### Instruction
In the listing below, locate the lines that hold the string "bytes". Copy those lines.

>> START

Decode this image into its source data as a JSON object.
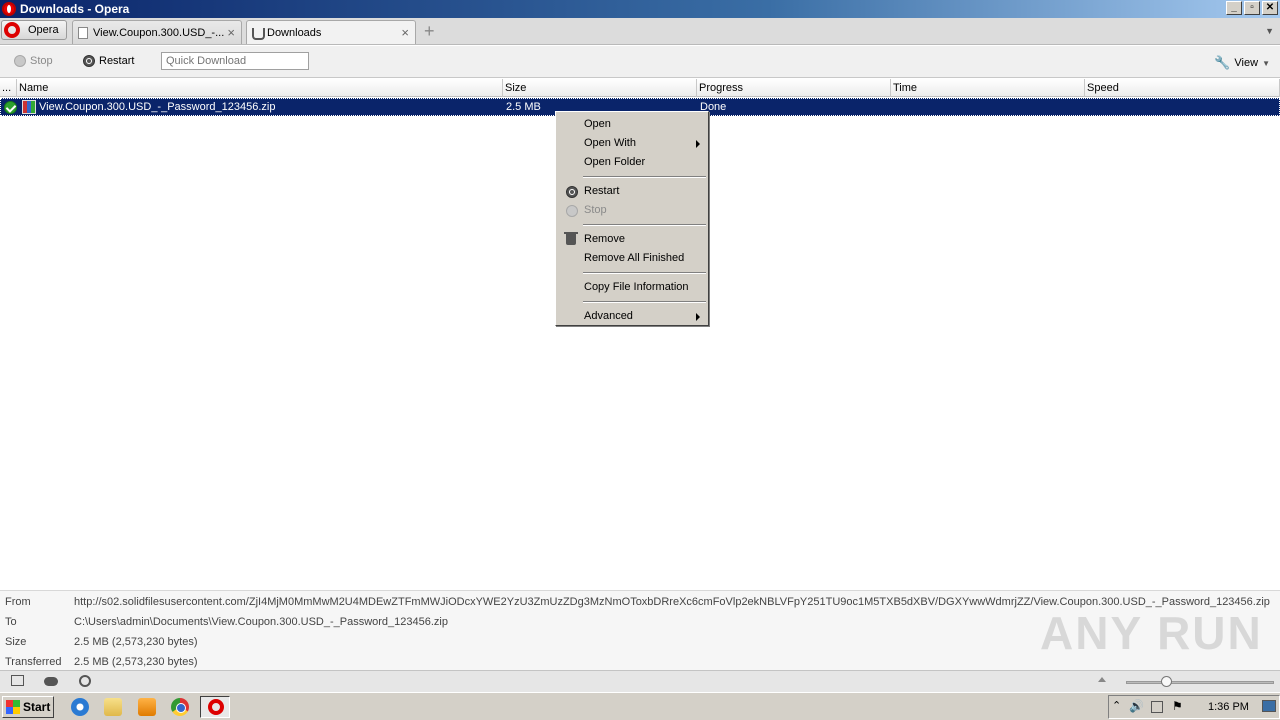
{
  "window": {
    "title": "Downloads - Opera"
  },
  "tabbar": {
    "opera_label": "Opera",
    "tabs": [
      {
        "label": "View.Coupon.300.USD_-...",
        "active": false
      },
      {
        "label": "Downloads",
        "active": true
      }
    ]
  },
  "toolbar": {
    "stop_label": "Stop",
    "restart_label": "Restart",
    "quick_download_placeholder": "Quick Download",
    "view_label": "View"
  },
  "columns": {
    "more": "...",
    "name": "Name",
    "size": "Size",
    "progress": "Progress",
    "time": "Time",
    "speed": "Speed"
  },
  "downloads": [
    {
      "name": "View.Coupon.300.USD_-_Password_123456.zip",
      "size": "2.5 MB",
      "progress": "Done",
      "time": "",
      "speed": ""
    }
  ],
  "context_menu": {
    "items": [
      {
        "label": "Open"
      },
      {
        "label": "Open With"
      },
      {
        "label": "Open Folder"
      },
      {
        "label": "Restart"
      },
      {
        "label": "Stop"
      },
      {
        "label": "Remove"
      },
      {
        "label": "Remove All Finished"
      },
      {
        "label": "Copy File Information"
      },
      {
        "label": "Advanced"
      }
    ]
  },
  "details": {
    "from_label": "From",
    "from_value": "http://s02.solidfilesusercontent.com/ZjI4MjM0MmMwM2U4MDEwZTFmMWJiODcxYWE2YzU3ZmUzZDg3MzNmOToxbDRreXc6cmFoVlp2ekNBLVFpY251TU9oc1M5TXB5dXBV/DGXYwwWdmrjZZ/View.Coupon.300.USD_-_Password_123456.zip",
    "to_label": "To",
    "to_value": "C:\\Users\\admin\\Documents\\View.Coupon.300.USD_-_Password_123456.zip",
    "size_label": "Size",
    "size_value": "2.5 MB (2,573,230 bytes)",
    "transferred_label": "Transferred",
    "transferred_value": "2.5 MB (2,573,230 bytes)"
  },
  "watermark": "ANY RUN",
  "taskbar": {
    "start_label": "Start",
    "clock": "1:36 PM"
  },
  "colors": {
    "selection": "#0a246a",
    "menu_bg": "#d4d0c8",
    "opera_red": "#dd0000"
  }
}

>> END

### Exercise response
    "size_value": "2.5 MB (2,573,230 bytes)",
    "transferred_value": "2.5 MB (2,573,230 bytes)"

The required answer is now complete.